##### THE DATA
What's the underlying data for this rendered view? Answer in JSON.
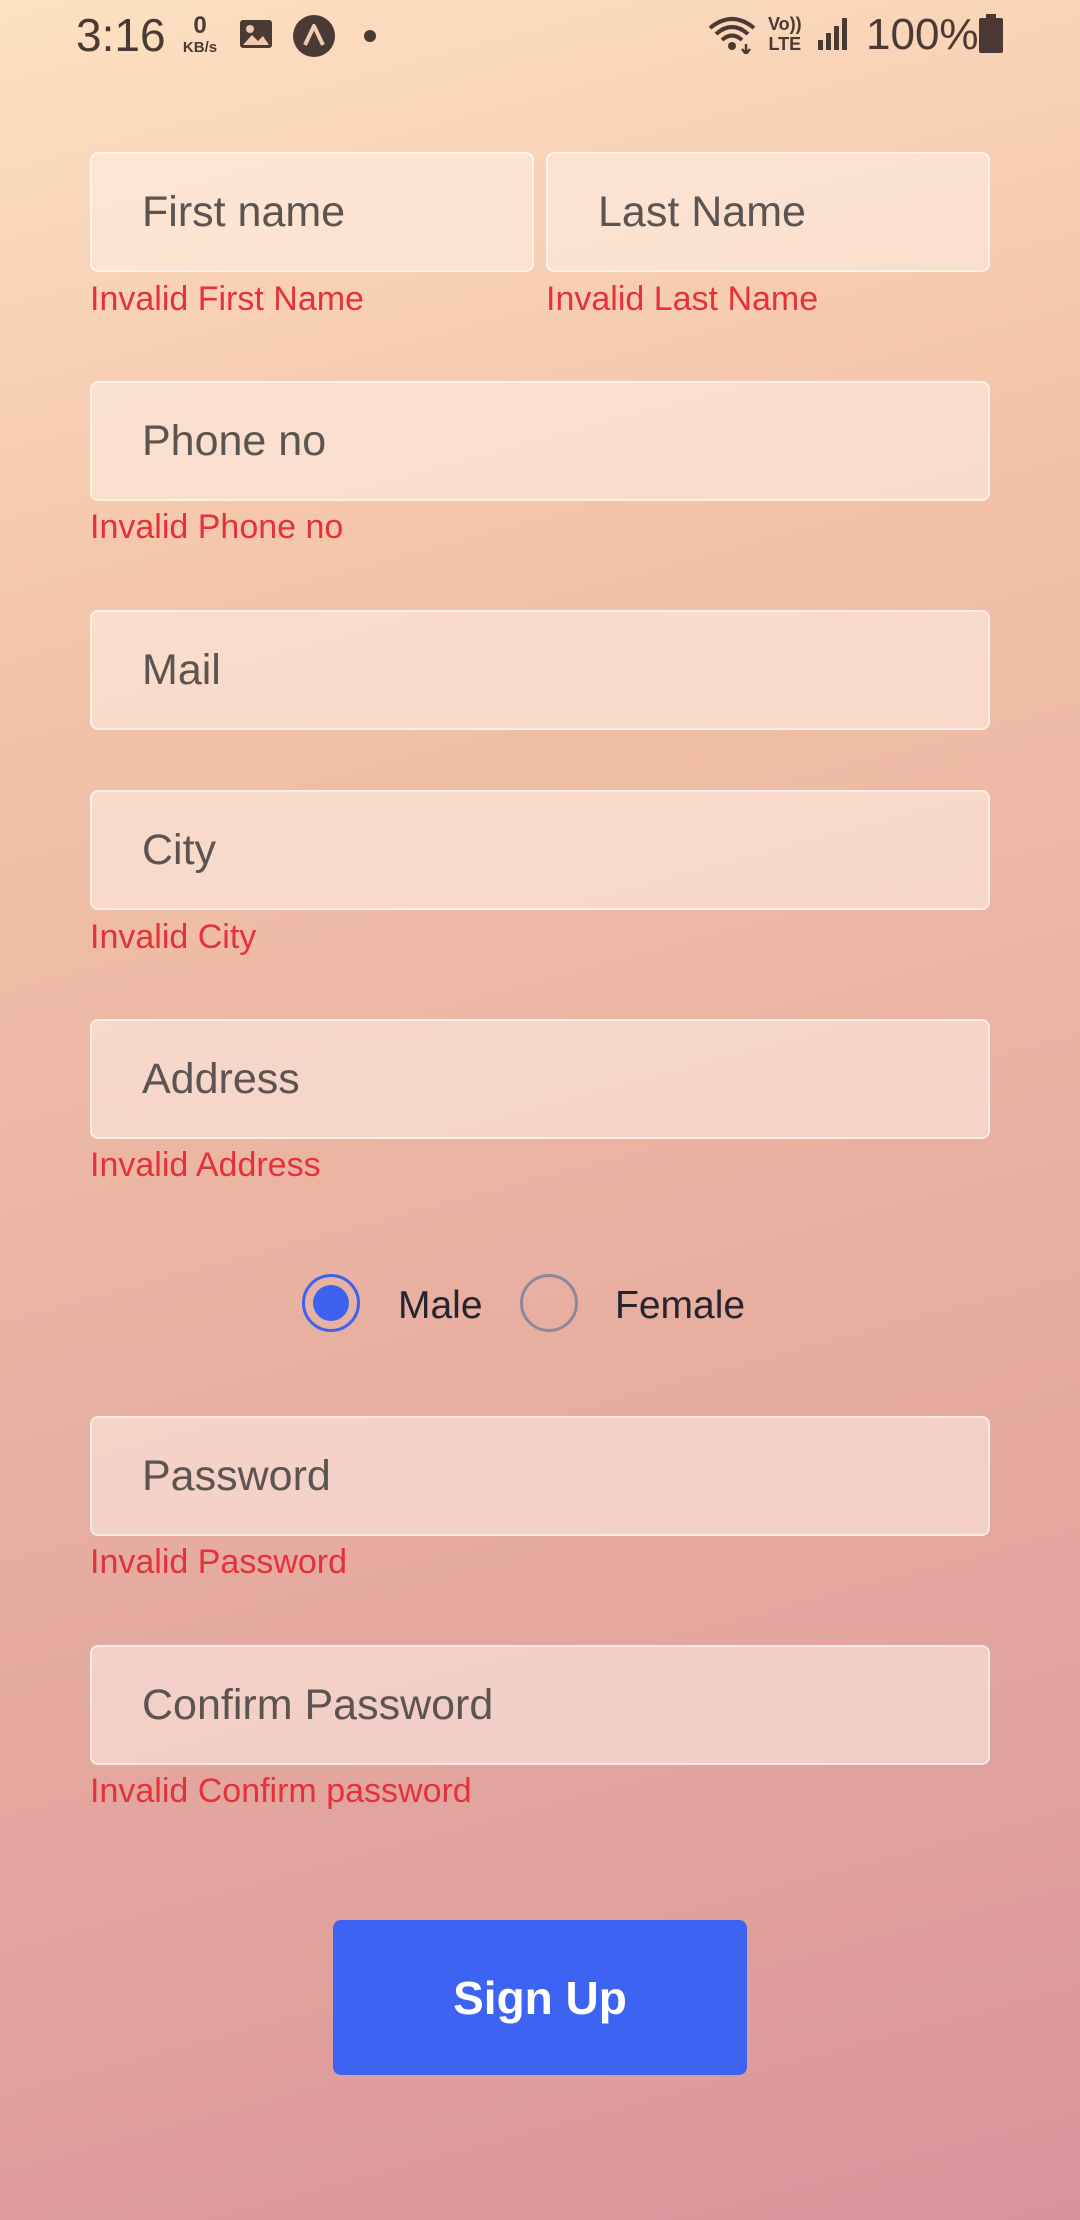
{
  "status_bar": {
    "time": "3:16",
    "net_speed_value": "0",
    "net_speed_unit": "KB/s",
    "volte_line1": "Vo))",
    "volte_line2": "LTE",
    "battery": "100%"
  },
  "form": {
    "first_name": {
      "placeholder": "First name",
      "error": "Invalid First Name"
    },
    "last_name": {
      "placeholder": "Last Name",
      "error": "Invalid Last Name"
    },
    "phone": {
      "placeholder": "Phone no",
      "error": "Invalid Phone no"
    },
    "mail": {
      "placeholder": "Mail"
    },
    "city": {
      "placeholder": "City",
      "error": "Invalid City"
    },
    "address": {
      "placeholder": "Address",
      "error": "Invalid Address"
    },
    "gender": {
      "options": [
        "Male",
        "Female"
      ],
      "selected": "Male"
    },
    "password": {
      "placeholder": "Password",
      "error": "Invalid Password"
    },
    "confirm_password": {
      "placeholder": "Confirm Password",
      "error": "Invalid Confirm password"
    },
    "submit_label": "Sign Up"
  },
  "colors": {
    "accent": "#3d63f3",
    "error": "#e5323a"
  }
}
##########
=== THE REQUEST ===
Without the images, write out each line of the data verbatim.

=== FULL RESPONSE ===
What's the underlying data for this rendered view? Answer in JSON.
{
  "status_bar": {
    "time": "3:16",
    "net_speed_value": "0",
    "net_speed_unit": "KB/s",
    "volte_line1": "Vo))",
    "volte_line2": "LTE",
    "battery": "100%"
  },
  "form": {
    "first_name": {
      "placeholder": "First name",
      "error": "Invalid First Name"
    },
    "last_name": {
      "placeholder": "Last Name",
      "error": "Invalid Last Name"
    },
    "phone": {
      "placeholder": "Phone no",
      "error": "Invalid Phone no"
    },
    "mail": {
      "placeholder": "Mail"
    },
    "city": {
      "placeholder": "City",
      "error": "Invalid City"
    },
    "address": {
      "placeholder": "Address",
      "error": "Invalid Address"
    },
    "gender": {
      "options": [
        "Male",
        "Female"
      ],
      "selected": "Male"
    },
    "password": {
      "placeholder": "Password",
      "error": "Invalid Password"
    },
    "confirm_password": {
      "placeholder": "Confirm Password",
      "error": "Invalid Confirm password"
    },
    "submit_label": "Sign Up"
  },
  "colors": {
    "accent": "#3d63f3",
    "error": "#e5323a"
  }
}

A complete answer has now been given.